• **課題**
- A) 映画『孤島の王』を紹介する原文の「当時、沖合の孤島・バストイ島に、罪を犯した少年たちが収容される矯正施設が存在した。」を英語に訳すこと。
- B) 映画『孤島の王』を紹介する原文について、粗筋の最後の文に続く部分を書き継ぐこと。

『孤島の王』

孤島の王 [DVD]

原題:“Kongen av Bastoy” / 監督:マリウス・ホルスト / 脚本:デニス・マグヌッソン / 製作:カーリン・ユルスルード / 撮影監督:ヨン・アンドレアス・アナスン / プロダクション・デザイナー:ヤヌス・ソスノウスキ / 編集:ミカエル・レズチロフスキ / 衣装:カーチャ・ワトキンス / 音楽:ヨハン・セーデルクヴィスト / 出演:ステラン・スカルスガルド、クリストッフェル・ヨーネル、ベンヤミン・ヘールスター、トロン・ニルセン、エレン・ドリト・ピーターセン、マグヌス・ラングレーテ、モルテン・ルーヴスタッド / 配給:alcine terran / 映像ソフト発売元:角川映画

2010年ノルウェー、フランス、スウェーデンポーランド合作 / 上映時間:1時間57分 / 日本語字幕:?

2012年4月28日日本公開

2012年10月5日映像ソフト日本盤発売 [DVD Video:amazon]

公式サイト : http://www.alcine-terran.com/kotou/

DVD Videoにて初見(2013/04/16)



[粗筋]

 1915年、ノルウェー。当時、沖合の孤島・バストイ島に、罪を犯した少年たちが収容される矯正施設が存在した。

• **抽出した行**
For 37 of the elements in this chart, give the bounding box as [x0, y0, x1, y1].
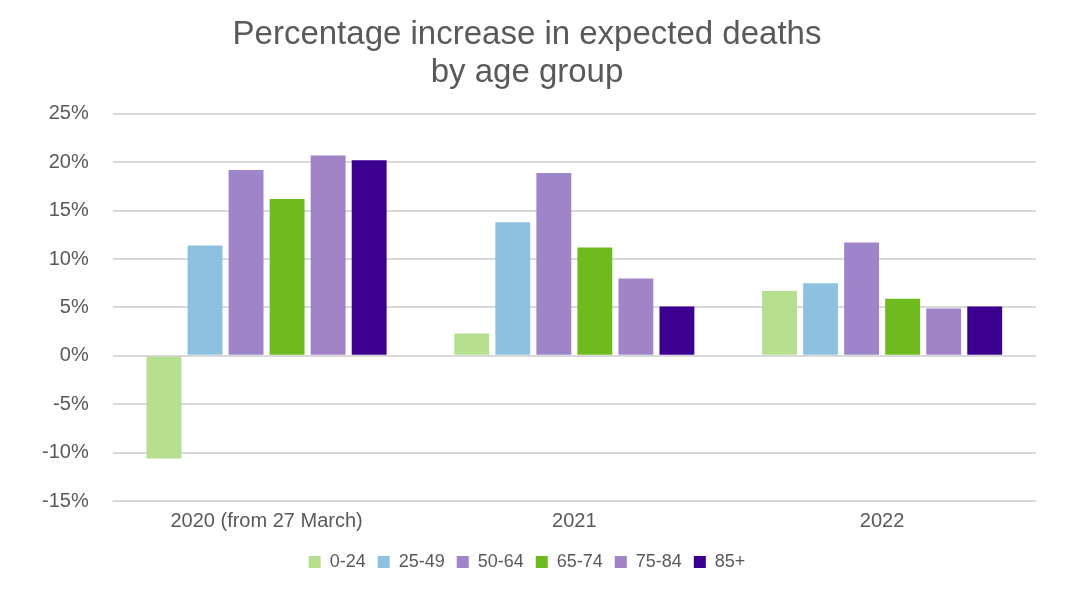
bar: [269, 199, 305, 355]
y-tick-label: 10%: [48, 246, 89, 269]
legend-label: 0-24: [329, 550, 366, 571]
bar: [454, 333, 490, 355]
y-tick-label: 25%: [48, 101, 89, 124]
legend-label: 85+: [714, 550, 746, 571]
bar: [967, 306, 1003, 355]
bar: [803, 283, 838, 355]
bar: [351, 160, 387, 355]
bar: [762, 291, 797, 355]
bar: [844, 242, 880, 355]
y-tick-label: 15%: [48, 198, 89, 221]
y-tick-label: -5%: [53, 391, 89, 414]
bar: [310, 155, 346, 355]
y-tick-label: 20%: [48, 149, 89, 172]
legend-label: 25-49: [398, 550, 445, 571]
bar: [228, 170, 264, 355]
chart-title: Percentage increase in expected deaths by age group: [232, 14, 822, 90]
bar: [536, 172, 572, 355]
legend-label: 65-74: [556, 550, 603, 571]
bar: [187, 245, 223, 355]
bar: [618, 278, 654, 355]
bar: [659, 306, 695, 355]
bar: [577, 247, 613, 355]
legend-label: 50-64: [477, 550, 524, 571]
x-tick-label: 2021: [552, 508, 597, 531]
x-tick-label: 2022: [859, 508, 905, 531]
bar: [146, 356, 182, 459]
bar: [495, 222, 531, 355]
legend-label: 75-84: [635, 550, 682, 571]
y-tick-label: -15%: [41, 488, 89, 511]
x-tick-label: 2020 (from 27 March): [170, 508, 363, 531]
y-tick-label: 5%: [59, 294, 89, 317]
y-tick-label: -10%: [41, 440, 89, 463]
bar: [926, 308, 962, 355]
y-tick-label: 0%: [59, 343, 89, 366]
bar: [885, 298, 921, 355]
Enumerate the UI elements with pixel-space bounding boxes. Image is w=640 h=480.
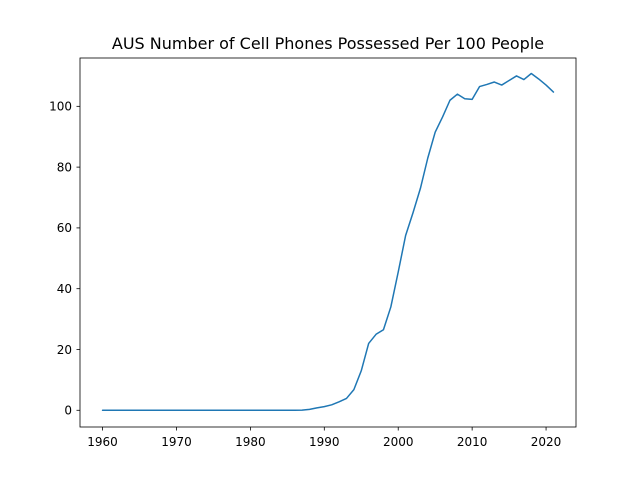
x-tick-label: 2010	[457, 435, 488, 449]
y-axis: 0 20 40 60 80 100	[49, 100, 80, 418]
chart-title: AUS Number of Cell Phones Possessed Per …	[112, 34, 544, 53]
plot-frame	[79, 57, 577, 428]
y-tick-label: 100	[49, 100, 72, 114]
x-tick-label: 1970	[161, 435, 192, 449]
y-tick-label: 60	[57, 221, 72, 235]
x-axis: 1960 1970 1980 1990 2000 2010 2020	[87, 427, 561, 449]
y-tick-label: 0	[64, 404, 72, 418]
x-tick-label: 2000	[383, 435, 414, 449]
y-tick-label: 40	[57, 282, 72, 296]
x-tick-label: 2020	[531, 435, 562, 449]
y-tick-label: 20	[57, 343, 72, 357]
y-tick-label: 80	[57, 160, 72, 174]
series-line	[101, 72, 555, 412]
x-tick-label: 1990	[309, 435, 340, 449]
x-tick-label: 1980	[235, 435, 266, 449]
x-tick-label: 1960	[87, 435, 118, 449]
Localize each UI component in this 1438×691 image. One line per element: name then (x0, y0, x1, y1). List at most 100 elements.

• **解答**
- A) At the time, on Bastoy Island, an island off the coast, there was a reform institution where boys who had committed crimes were held.

- B)
 その日、この孤島に送りこまれた少年はふたり。不安に怯えるイーヴァル(マグヌス・ラングレーテ)に対して、エーリング(ベンヤミン・ヘールスター)はふてぶてしかった。内地でも危ない場所だ、という評判が立つような施設に送りこまれたにも拘わらず、反抗的な態度を崩さない。

 だが、バストイ島はエーリングの度胸を上回る、理不尽な世界だった。院長(ステラン・スカルスガルド)が絶対的王者として君臨し、その部下の大人達は少年たちの衛生状態にまで目を光らせ、一切の自由を認めない。

 キリスト教の信仰を背景とした清廉な人格の育成を旨としながら、しかしその実、施設には差別、虐待が蔓延っている。エーリングとイーヴァルが所属するC寮の寮長ブローテン(クリストッフェル・ヨーネル)は、少年たちばかりか使用人に対しても横柄な物云いをし、華奢で顔立ちの美しいイーヴァルを誘い出し、ふしだらな行為に及ぶようになった。

 少年たちが萎縮し、長い収容期間を終えるまで息を潜めて過ごすなか、ただひとり、エーリングだけは反抗的な態度を貫いていた。あと6週間で、6年に及ぶ矯正教育を終え、島を出られる予定のC寮の“優等生”オーラヴ(トロン・ニルセン)は、自分が出るまで大人しくしてくれ、と頼むが、エーリングはお構いなしに、周到な計画のうえで脱出を試み、見事に海を渡りきった。

 エーリングの不遜な態度に反感を抱く少年たちも多かったが、この数年来、いちども成功しなかった脱走を成し遂げたことに、少年たちは密かに感銘を受ける。だが、その爽快感はつかの間だった――間もなくエーリングは捕まり、島に連れ戻されてしまう……

[感想]

 ノルウェーの国民でもあまり知らなかった事件に取材し、強い衝撃をもたらした作品であるという。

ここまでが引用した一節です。